>> START
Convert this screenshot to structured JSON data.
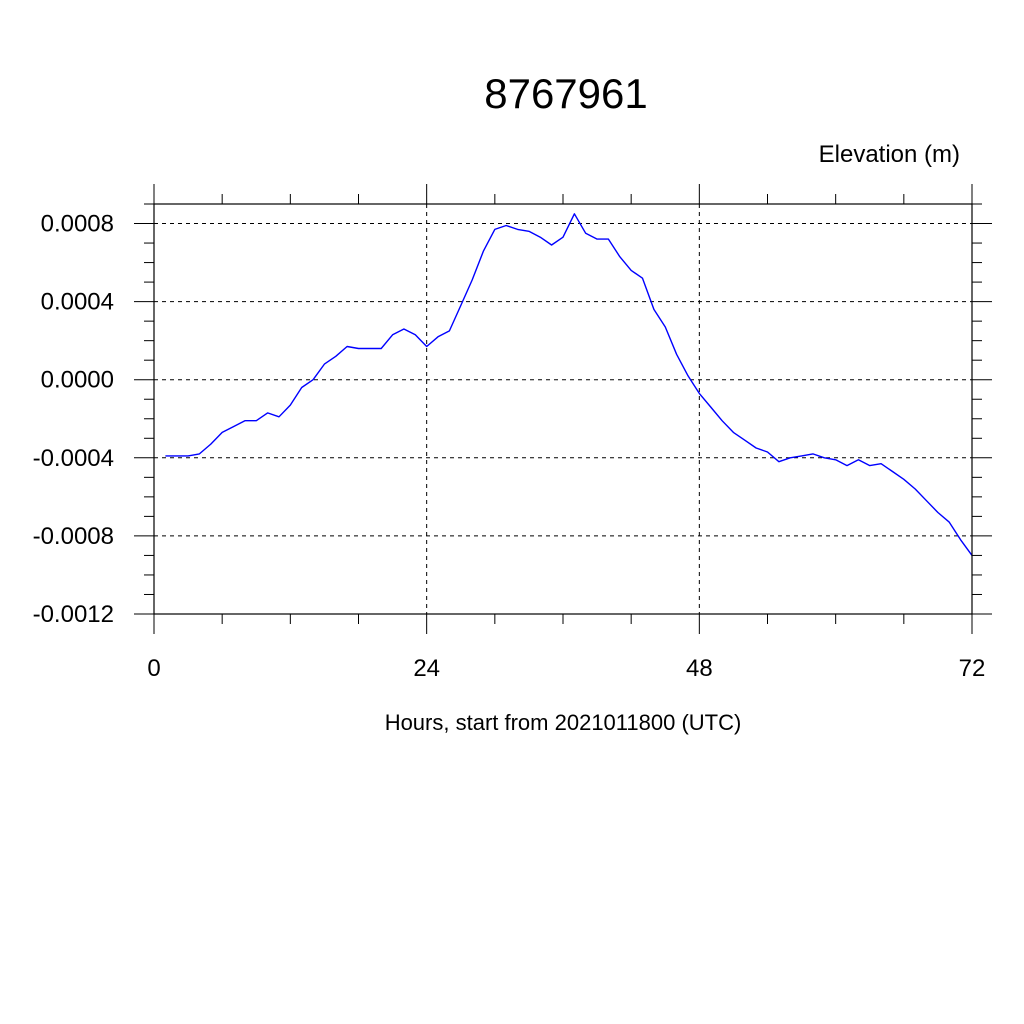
{
  "chart_data": {
    "type": "line",
    "title": "8767961",
    "units_label": "Elevation (m)",
    "xlabel": "Hours, start from 2021011800 (UTC)",
    "ylabel": "",
    "xlim": [
      0,
      72
    ],
    "ylim": [
      -0.0012,
      0.0009
    ],
    "x_ticks": [
      0,
      24,
      48,
      72
    ],
    "x_tick_labels": [
      "0",
      "24",
      "48",
      "72"
    ],
    "y_ticks": [
      -0.0012,
      -0.0008,
      -0.0004,
      0.0,
      0.0004,
      0.0008
    ],
    "y_tick_labels": [
      "-0.0012",
      "-0.0008",
      "-0.0004",
      "0.0000",
      "0.0004",
      "0.0008"
    ],
    "grid": "dashed at major ticks",
    "legend": "none",
    "line_color": "#0000ff",
    "series": [
      {
        "x": [
          1,
          2,
          3,
          4,
          5,
          6,
          7,
          8,
          9,
          10,
          11,
          12,
          13,
          14,
          15,
          16,
          17,
          18,
          19,
          20,
          21,
          22,
          23,
          24,
          25,
          26,
          27,
          28,
          29,
          30,
          31,
          32,
          33,
          34,
          35,
          36,
          37,
          38,
          39,
          40,
          41,
          42,
          43,
          44,
          45,
          46,
          47,
          48,
          49,
          50,
          51,
          52,
          53,
          54,
          55,
          56,
          57,
          58,
          59,
          60,
          61,
          62,
          63,
          64,
          65,
          66,
          67,
          68,
          69,
          70,
          71,
          72
        ],
        "values": [
          -0.00039,
          -0.00039,
          -0.00039,
          -0.00038,
          -0.00033,
          -0.00027,
          -0.00024,
          -0.00021,
          -0.00021,
          -0.00017,
          -0.00019,
          -0.00013,
          -4e-05,
          0.0,
          8e-05,
          0.00012,
          0.00017,
          0.00016,
          0.00016,
          0.00016,
          0.00023,
          0.00026,
          0.00023,
          0.00017,
          0.00022,
          0.00025,
          0.00038,
          0.00051,
          0.00066,
          0.00077,
          0.00079,
          0.00077,
          0.00076,
          0.00073,
          0.00069,
          0.00073,
          0.00085,
          0.00075,
          0.00072,
          0.00072,
          0.00063,
          0.00056,
          0.00052,
          0.00036,
          0.00027,
          0.00013,
          2e-05,
          -7e-05,
          -0.00014,
          -0.00021,
          -0.00027,
          -0.00031,
          -0.00035,
          -0.00037,
          -0.00042,
          -0.0004,
          -0.00039,
          -0.00038,
          -0.0004,
          -0.00041,
          -0.00044,
          -0.00041,
          -0.00044,
          -0.00043,
          -0.00047,
          -0.00051,
          -0.00056,
          -0.00062,
          -0.00068,
          -0.00073,
          -0.00082,
          -0.0009
        ]
      }
    ]
  }
}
>> END
= DIRECTIONS =
Transcribe the material exactly, keeping every word and none of the pictures.

= EXERCISE SOLUTION =
Convert this screenshot to structured JSON data.
{
  "chart_data": {
    "type": "line",
    "title": "8767961",
    "units_label": "Elevation (m)",
    "xlabel": "Hours, start from 2021011800 (UTC)",
    "ylabel": "",
    "xlim": [
      0,
      72
    ],
    "ylim": [
      -0.0012,
      0.0009
    ],
    "x_ticks": [
      0,
      24,
      48,
      72
    ],
    "x_tick_labels": [
      "0",
      "24",
      "48",
      "72"
    ],
    "y_ticks": [
      -0.0012,
      -0.0008,
      -0.0004,
      0.0,
      0.0004,
      0.0008
    ],
    "y_tick_labels": [
      "-0.0012",
      "-0.0008",
      "-0.0004",
      "0.0000",
      "0.0004",
      "0.0008"
    ],
    "grid": "dashed at major ticks",
    "legend": "none",
    "line_color": "#0000ff",
    "series": [
      {
        "x": [
          1,
          2,
          3,
          4,
          5,
          6,
          7,
          8,
          9,
          10,
          11,
          12,
          13,
          14,
          15,
          16,
          17,
          18,
          19,
          20,
          21,
          22,
          23,
          24,
          25,
          26,
          27,
          28,
          29,
          30,
          31,
          32,
          33,
          34,
          35,
          36,
          37,
          38,
          39,
          40,
          41,
          42,
          43,
          44,
          45,
          46,
          47,
          48,
          49,
          50,
          51,
          52,
          53,
          54,
          55,
          56,
          57,
          58,
          59,
          60,
          61,
          62,
          63,
          64,
          65,
          66,
          67,
          68,
          69,
          70,
          71,
          72
        ],
        "values": [
          -0.00039,
          -0.00039,
          -0.00039,
          -0.00038,
          -0.00033,
          -0.00027,
          -0.00024,
          -0.00021,
          -0.00021,
          -0.00017,
          -0.00019,
          -0.00013,
          -4e-05,
          0.0,
          8e-05,
          0.00012,
          0.00017,
          0.00016,
          0.00016,
          0.00016,
          0.00023,
          0.00026,
          0.00023,
          0.00017,
          0.00022,
          0.00025,
          0.00038,
          0.00051,
          0.00066,
          0.00077,
          0.00079,
          0.00077,
          0.00076,
          0.00073,
          0.00069,
          0.00073,
          0.00085,
          0.00075,
          0.00072,
          0.00072,
          0.00063,
          0.00056,
          0.00052,
          0.00036,
          0.00027,
          0.00013,
          2e-05,
          -7e-05,
          -0.00014,
          -0.00021,
          -0.00027,
          -0.00031,
          -0.00035,
          -0.00037,
          -0.00042,
          -0.0004,
          -0.00039,
          -0.00038,
          -0.0004,
          -0.00041,
          -0.00044,
          -0.00041,
          -0.00044,
          -0.00043,
          -0.00047,
          -0.00051,
          -0.00056,
          -0.00062,
          -0.00068,
          -0.00073,
          -0.00082,
          -0.0009
        ]
      }
    ]
  }
}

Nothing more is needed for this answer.